▶ [GOAL]
Each entry that follows is to be retyped exactly. Pictures do not belong in the copy.
===== SUPPLIED INFORMATION =====
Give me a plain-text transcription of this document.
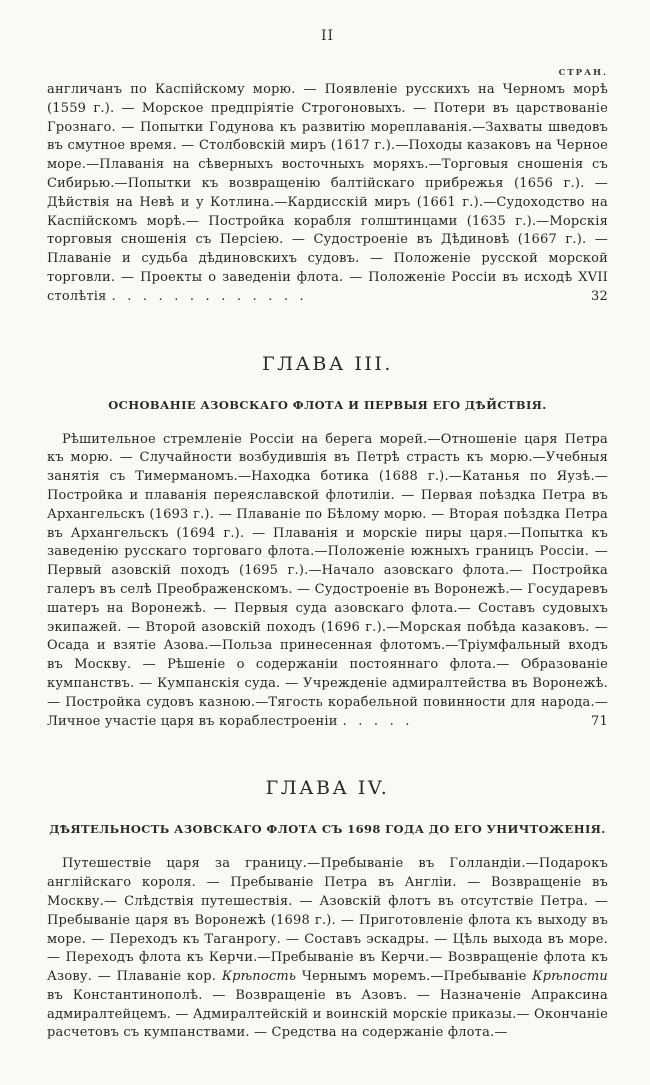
II
СТРАН.

англичанъ по Каспійскому морю. — Появленіе русскихъ на Черномъ морѣ (1559 г.). — Морское предпріятіе Строгоновыхъ. — Потери въ царствованіе Грознаго. — Попытки Годунова къ развитію мореплаванія.—Захваты шведовъ въ смутное время. — Столбовскій миръ (1617 г.).—Походы казаковъ на Черное море.—Плаванія на сѣверныхъ восточныхъ моряхъ.—Торговыя сношенія съ Сибирью.—Попытки къ возвращенію балтійскаго прибрежья (1656 г.). — Дѣйствія на Невѣ и у Котлина.—Кардисскій миръ (1661 г.).—Судоходство на Каспійскомъ морѣ.— Постройка корабля голштинцами (1635 г.).—Морскія торговыя сношенія съ Персіею. — Судостроеніе въ Дѣдиновѣ (1667 г.). — Плаваніе и судьба дѣдиновскихъ судовъ. — Положеніе русской морской торговли. — Проекты о заведеніи флота. — Положеніе Россіи въ исходѣ XVII столѣтія . . . . . . . . . . . . .	32

ГЛАВА III.
ОСНОВАНІЕ АЗОВСКАГО ФЛОТА И ПЕРВЫЯ ЕГО ДѢЙСТВІЯ.

Рѣшительное стремленіе Россіи на берега морей.—Отношеніе царя Петра къ морю. — Случайности возбудившія въ Петрѣ страсть къ морю.—Учебныя занятія съ Тимерманомъ.—Находка ботика (1688 г.).—Катанья по Яузѣ.— Постройка и плаванія переяславской флотиліи. — Первая поѣздка Петра въ Архангельскъ (1693 г.). — Плаваніе по Бѣлому морю. — Вторая поѣздка Петра въ Архангельскъ (1694 г.). — Плаванія и морскіе пиры царя.—Попытка къ заведенію русскаго торговаго флота.—Положеніе южныхъ границъ Россіи. — Первый азовскій походъ (1695 г.).—Начало азовскаго флота.— Постройка галеръ въ селѣ Преображенскомъ. — Судостроеніе въ Воронежѣ.— Государевъ шатеръ на Воронежѣ. — Первыя суда азовскаго флота.— Составъ судовыхъ экипажей. — Второй азовскій походъ (1696 г.).—Морская побѣда казаковъ. — Осада и взятіе Азова.—Польза принесенная флотомъ.—Тріумфальный входъ въ Москву. — Рѣшеніе о содержаніи постояннаго флота.— Образованіе кумпанствъ. — Кумпанскія суда. — Учрежденіе адмиралтейства въ Воронежѣ. — Постройка судовъ казною.—Тягость корабельной повинности для народа.—Личное участіе царя въ кораблестроеніи . . . . .	71

ГЛАВА IV.
ДѢЯТЕЛЬНОСТЬ АЗОВСКАГО ФЛОТА СЪ 1698 ГОДА ДО ЕГО УНИЧТОЖЕНІЯ.

Путешествіе царя за границу.—Пребываніе въ Голландіи.—Подарокъ англійскаго короля. — Пребываніе Петра въ Англіи. — Возвращеніе въ Москву.— Слѣдствія путешествія. — Азовскій флотъ въ отсутствіе Петра. — Пребываніе царя въ Воронежѣ (1698 г.). — Приготовленіе флота къ выходу въ море. — Переходъ къ Таганрогу. — Составъ эскадры. — Цѣль выхода въ море. — Переходъ флота къ Керчи.—Пребываніе въ Керчи.— Возвращеніе флота къ Азову. — Плаваніе кор. Крѣпость Чернымъ моремъ.—Пребываніе Крѣпости въ Константинополѣ. — Возвращеніе въ Азовъ. — Назначеніе Апраксина адмиралтейцемъ. — Адмиралтейскій и воинскій морскіе приказы.— Окончаніе расчетовъ съ кумпанствами. — Средства на содержаніе флота.—
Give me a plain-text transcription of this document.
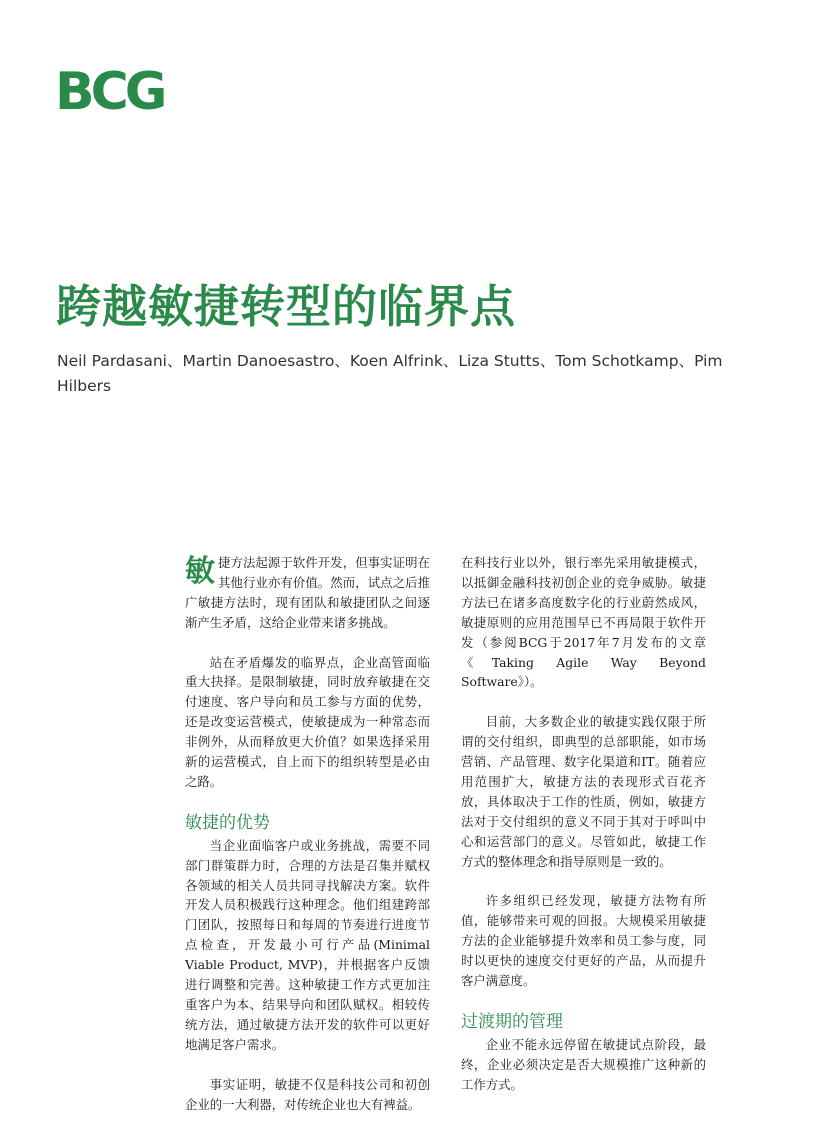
BCG
跨越敏捷转型的临界点

Neil Pardasani、Martin Danoesastro、Koen Alfrink、Liza Stutts、Tom Schotkamp、Pim Hilbers

敏捷方法起源于软件开发，但事实证明在其他行业亦有价值。然而，试点之后推广敏捷方法时，现有团队和敏捷团队之间逐渐产生矛盾，这给企业带来诸多挑战。

站在矛盾爆发的临界点，企业高管面临重大抉择。是限制敏捷，同时放弃敏捷在交付速度、客户导向和员工参与方面的优势，还是改变运营模式，使敏捷成为一种常态而非例外，从而释放更大价值？如果选择采用新的运营模式，自上而下的组织转型是必由之路。

敏捷的优势

当企业面临客户或业务挑战，需要不同部门群策群力时，合理的方法是召集并赋权各领域的相关人员共同寻找解决方案。软件开发人员积极践行这种理念。他们组建跨部门团队，按照每日和每周的节奏进行进度节点检查，开发最小可行产品(Minimal Viable Product, MVP)，并根据客户反馈进行调整和完善。这种敏捷工作方式更加注重客户为本、结果导向和团队赋权。相较传统方法，通过敏捷方法开发的软件可以更好地满足客户需求。

事实证明，敏捷不仅是科技公司和初创企业的一大利器，对传统企业也大有裨益。

在科技行业以外，银行率先采用敏捷模式，以抵御金融科技初创企业的竞争威胁。敏捷方法已在诸多高度数字化的行业蔚然成风，敏捷原则的应用范围早已不再局限于软件开发（参阅BCG于2017年7月发布的文章《Taking Agile Way Beyond Software》）。

目前，大多数企业的敏捷实践仅限于所谓的交付组织，即典型的总部职能，如市场营销、产品管理、数字化渠道和IT。随着应用范围扩大，敏捷方法的表现形式百花齐放，具体取决于工作的性质，例如，敏捷方法对于交付组织的意义不同于其对于呼叫中心和运营部门的意义。尽管如此，敏捷工作方式的整体理念和指导原则是一致的。

许多组织已经发现，敏捷方法物有所值，能够带来可观的回报。大规模采用敏捷方法的企业能够提升效率和员工参与度，同时以更快的速度交付更好的产品，从而提升客户满意度。

过渡期的管理

企业不能永远停留在敏捷试点阶段，最终，企业必须决定是否大规模推广这种新的工作方式。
=====
▶ [COMPLETE ANSWER]
Give me a plain-text transcription of this document.
II
СТРАН.

англичанъ по Каспійскому морю. — Появленіе русскихъ на Черномъ морѣ (1559 г.). — Морское предпріятіе Строгоновыхъ. — Потери въ царствованіе Грознаго. — Попытки Годунова къ развитію мореплаванія.—Захваты шведовъ въ смутное время. — Столбовскій миръ (1617 г.).—Походы казаковъ на Черное море.—Плаванія на сѣверныхъ восточныхъ моряхъ.—Торговыя сношенія съ Сибирью.—Попытки къ возвращенію балтійскаго прибрежья (1656 г.). — Дѣйствія на Невѣ и у Котлина.—Кардисскій миръ (1661 г.).—Судоходство на Каспійскомъ морѣ.— Постройка корабля голштинцами (1635 г.).—Морскія торговыя сношенія съ Персіею. — Судостроеніе въ Дѣдиновѣ (1667 г.). — Плаваніе и судьба дѣдиновскихъ судовъ. — Положеніе русской морской торговли. — Проекты о заведеніи флота. — Положеніе Россіи въ исходѣ XVII столѣтія . . . . . . . . . . . . .	32

ГЛАВА III.
ОСНОВАНІЕ АЗОВСКАГО ФЛОТА И ПЕРВЫЯ ЕГО ДѢЙСТВІЯ.

Рѣшительное стремленіе Россіи на берега морей.—Отношеніе царя Петра къ морю. — Случайности возбудившія въ Петрѣ страсть къ морю.—Учебныя занятія съ Тимерманомъ.—Находка ботика (1688 г.).—Катанья по Яузѣ.— Постройка и плаванія переяславской флотиліи. — Первая поѣздка Петра въ Архангельскъ (1693 г.). — Плаваніе по Бѣлому морю. — Вторая поѣздка Петра въ Архангельскъ (1694 г.). — Плаванія и морскіе пиры царя.—Попытка къ заведенію русскаго торговаго флота.—Положеніе южныхъ границъ Россіи. — Первый азовскій походъ (1695 г.).—Начало азовскаго флота.— Постройка галеръ въ селѣ Преображенскомъ. — Судостроеніе въ Воронежѣ.— Государевъ шатеръ на Воронежѣ. — Первыя суда азовскаго флота.— Составъ судовыхъ экипажей. — Второй азовскій походъ (1696 г.).—Морская побѣда казаковъ. — Осада и взятіе Азова.—Польза принесенная флотомъ.—Тріумфальный входъ въ Москву. — Рѣшеніе о содержаніи постояннаго флота.— Образованіе кумпанствъ. — Кумпанскія суда. — Учрежденіе адмиралтейства въ Воронежѣ. — Постройка судовъ казною.—Тягость корабельной повинности для народа.—Личное участіе царя въ кораблестроеніи . . . . .	71

ГЛАВА IV.
ДѢЯТЕЛЬНОСТЬ АЗОВСКАГО ФЛОТА СЪ 1698 ГОДА ДО ЕГО УНИЧТОЖЕНІЯ.

Путешествіе царя за границу.—Пребываніе въ Голландіи.—Подарокъ англійскаго короля. — Пребываніе Петра въ Англіи. — Возвращеніе въ Москву.— Слѣдствія путешествія. — Азовскій флотъ въ отсутствіе Петра. — Пребываніе царя въ Воронежѣ (1698 г.). — Приготовленіе флота къ выходу въ море. — Переходъ къ Таганрогу. — Составъ эскадры. — Цѣль выхода въ море. — Переходъ флота къ Керчи.—Пребываніе въ Керчи.— Возвращеніе флота къ Азову. — Плаваніе кор. Крѣпость Чернымъ моремъ.—Пребываніе Крѣпости въ Константинополѣ. — Возвращеніе въ Азовъ. — Назначеніе Апраксина адмиралтейцемъ. — Адмиралтейскій и воинскій морскіе приказы.— Окончаніе расчетовъ съ кумпанствами. — Средства на содержаніе флота.—
Give me a plain-text transcription of this document.
BCG
跨越敏捷转型的临界点

Neil Pardasani、Martin Danoesastro、Koen Alfrink、Liza Stutts、Tom Schotkamp、Pim Hilbers

敏捷方法起源于软件开发，但事实证明在其他行业亦有价值。然而，试点之后推广敏捷方法时，现有团队和敏捷团队之间逐渐产生矛盾，这给企业带来诸多挑战。

站在矛盾爆发的临界点，企业高管面临重大抉择。是限制敏捷，同时放弃敏捷在交付速度、客户导向和员工参与方面的优势，还是改变运营模式，使敏捷成为一种常态而非例外，从而释放更大价值？如果选择采用新的运营模式，自上而下的组织转型是必由之路。

敏捷的优势

当企业面临客户或业务挑战，需要不同部门群策群力时，合理的方法是召集并赋权各领域的相关人员共同寻找解决方案。软件开发人员积极践行这种理念。他们组建跨部门团队，按照每日和每周的节奏进行进度节点检查，开发最小可行产品(Minimal Viable Product, MVP)，并根据客户反馈进行调整和完善。这种敏捷工作方式更加注重客户为本、结果导向和团队赋权。相较传统方法，通过敏捷方法开发的软件可以更好地满足客户需求。

事实证明，敏捷不仅是科技公司和初创企业的一大利器，对传统企业也大有裨益。

在科技行业以外，银行率先采用敏捷模式，以抵御金融科技初创企业的竞争威胁。敏捷方法已在诸多高度数字化的行业蔚然成风，敏捷原则的应用范围早已不再局限于软件开发（参阅BCG于2017年7月发布的文章《Taking Agile Way Beyond Software》）。

目前，大多数企业的敏捷实践仅限于所谓的交付组织，即典型的总部职能，如市场营销、产品管理、数字化渠道和IT。随着应用范围扩大，敏捷方法的表现形式百花齐放，具体取决于工作的性质，例如，敏捷方法对于交付组织的意义不同于其对于呼叫中心和运营部门的意义。尽管如此，敏捷工作方式的整体理念和指导原则是一致的。

许多组织已经发现，敏捷方法物有所值，能够带来可观的回报。大规模采用敏捷方法的企业能够提升效率和员工参与度，同时以更快的速度交付更好的产品，从而提升客户满意度。

过渡期的管理

企业不能永远停留在敏捷试点阶段，最终，企业必须决定是否大规模推广这种新的工作方式。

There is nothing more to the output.